● **Texto de leitura**

Insistente, persistente e, às vezes, inconveniente, Adriana conseguia o que queria: os amores para as primitas, a vaga na escola para a filha e, mais do que o mundo, o colo materno:
 
“Lalazita, minha mãe está cuidando de mim, estou a-do-ran-do!” Nunca a tinha visto tão contente e orgulhosa: “Mãe me esperou pra despedir de pai.” Um orgulho de raiz, de pertencimento.
 
 
Adriana de Castro Mafra (Dri) fazia questão de ser-estar na família: visitava primas e tias, acompanhava-lhes no baralho, no bar, no hospital... palpitava nos tratamentos, nas rezas... Cuidava, do seu jeito, de familiares, amigas e estranhos.
 
“Deixa eu te falar, Jesus não é surdo, pode rezar baixo... Dei guarita, mas agora está abusando!” Isso foi quando ela pôs pra dentro de casa a mulher de fora que acompanhava a mãe na enfermaria do Hospital Gavazza. Da varanda do seu apê acompanhava o movimento do bairro. Brigou com vizinhos pelo silêncio e pela limpeza. Tornou-se amiga eterna da vizinha de porta.

● **Entradas do conjunto de dados**
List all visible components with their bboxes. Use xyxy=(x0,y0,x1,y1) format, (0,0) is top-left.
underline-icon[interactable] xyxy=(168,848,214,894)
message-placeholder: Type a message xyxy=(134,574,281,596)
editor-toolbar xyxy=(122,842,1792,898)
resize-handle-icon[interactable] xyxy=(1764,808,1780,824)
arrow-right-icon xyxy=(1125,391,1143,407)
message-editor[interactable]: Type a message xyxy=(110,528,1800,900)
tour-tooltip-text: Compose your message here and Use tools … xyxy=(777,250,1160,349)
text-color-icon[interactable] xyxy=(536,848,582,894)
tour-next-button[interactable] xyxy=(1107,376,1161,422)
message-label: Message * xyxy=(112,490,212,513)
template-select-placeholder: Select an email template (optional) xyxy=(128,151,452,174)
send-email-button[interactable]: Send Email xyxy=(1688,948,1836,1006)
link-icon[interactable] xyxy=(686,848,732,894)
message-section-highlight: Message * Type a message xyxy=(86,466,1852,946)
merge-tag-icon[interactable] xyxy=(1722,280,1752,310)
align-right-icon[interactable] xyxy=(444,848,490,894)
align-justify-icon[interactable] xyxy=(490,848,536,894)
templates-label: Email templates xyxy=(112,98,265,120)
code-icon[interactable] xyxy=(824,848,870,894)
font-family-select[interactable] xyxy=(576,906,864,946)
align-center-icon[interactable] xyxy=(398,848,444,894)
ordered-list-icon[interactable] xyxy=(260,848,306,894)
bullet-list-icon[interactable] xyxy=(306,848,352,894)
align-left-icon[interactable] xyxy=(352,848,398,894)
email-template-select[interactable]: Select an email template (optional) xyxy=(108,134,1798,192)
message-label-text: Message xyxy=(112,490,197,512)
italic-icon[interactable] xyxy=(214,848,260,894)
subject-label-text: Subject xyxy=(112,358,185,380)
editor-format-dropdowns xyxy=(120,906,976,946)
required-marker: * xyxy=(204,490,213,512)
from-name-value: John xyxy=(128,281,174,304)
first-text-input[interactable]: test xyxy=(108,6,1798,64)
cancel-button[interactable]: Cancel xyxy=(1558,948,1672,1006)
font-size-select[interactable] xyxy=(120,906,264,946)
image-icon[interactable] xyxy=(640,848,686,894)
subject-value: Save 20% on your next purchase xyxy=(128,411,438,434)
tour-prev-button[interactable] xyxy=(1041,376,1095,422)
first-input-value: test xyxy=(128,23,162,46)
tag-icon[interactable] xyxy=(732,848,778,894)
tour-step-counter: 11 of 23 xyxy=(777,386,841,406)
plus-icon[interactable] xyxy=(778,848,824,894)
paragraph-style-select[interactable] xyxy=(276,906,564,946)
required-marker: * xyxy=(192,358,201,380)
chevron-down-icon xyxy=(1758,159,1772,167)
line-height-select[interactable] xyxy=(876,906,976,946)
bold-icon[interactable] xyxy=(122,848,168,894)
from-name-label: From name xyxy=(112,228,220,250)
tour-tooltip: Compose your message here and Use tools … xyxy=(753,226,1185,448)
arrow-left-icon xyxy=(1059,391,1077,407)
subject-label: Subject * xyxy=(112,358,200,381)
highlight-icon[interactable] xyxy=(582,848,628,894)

● **Lista de exercícios**
1 – No texto sobre Adriana, de quem ela se tornou amiga eterna?
2 – Reescreva o trecho do texto sobre Adriana que se inicia com as palavras "Adriana de Castro" e se encerra em "amigas e estranhos.", substituindo "tias" por "madrinhas".
3 – Retome o texto sobre Adriana e dê continuidade a ele a partir do ponto em que termina, por favor.

● **Respostas em ordem**
1 – Da vizinha de porta.

2 –
Adriana de Castro Mafra (Dri) fazia questão de ser-estar na família: visitava primas e madrinhas, acompanhava-lhes no baralho, no bar, no hospital... palpitava nos tratamentos, nas rezas... Cuidava, do seu jeito, de familiares, amigas e estranhos.

3 –
“Acooorda, vocês estão doentes, só pode!” Gritava lá fora, gargalhando em um tempo em que nos víamos todos os dias. “Me leva ali? Vamos à Estação do Chope. Chegou pomada de vovô Pedro...”
 
Em Adriana, a fé transbordava: numerologia, patuás, terços coloridos, novenas, velas, terreiros e centros... Frequentou ritos e reuniões, entoou pontos e recebeu passes. Estudou a doutrina espírita e nela encontrou a paz. Na prática espiritual e no amor: “Este é o Meeeu Nêgo, encontrei em Ouro Preto!”
 
Sábado calorento: Sérgio e Adriana chegam para o churrasco e não se demoram. Não bebem. Têm compromissos com a espiritualidade. Enquanto ele detalha a situação, trocam olhares: paciência, ternura e cumplicidade. Mudam-se para Ponte Nova, vem a pandemia... Somem. Habitual de recém-casados, algum projeto mirabolante, voltaram para Ouro Preto?
 
07/04/2021: “- Luísa, como vc está? E sua mãe, queria tanto falar com ela.”
 
“- Assim que der te ligamos.”
 
05/07/2021: “- (...) Eu tinha que deixar ela te contar. Vai dar tudo certo sim.”
 
A calma recente e a alegria de sempre de Adriana embaçaram nossa inteligência. A doença raríssima exigia um tratamento delicadérrimo. Sem meio termo. Não enxergamos a gravidade.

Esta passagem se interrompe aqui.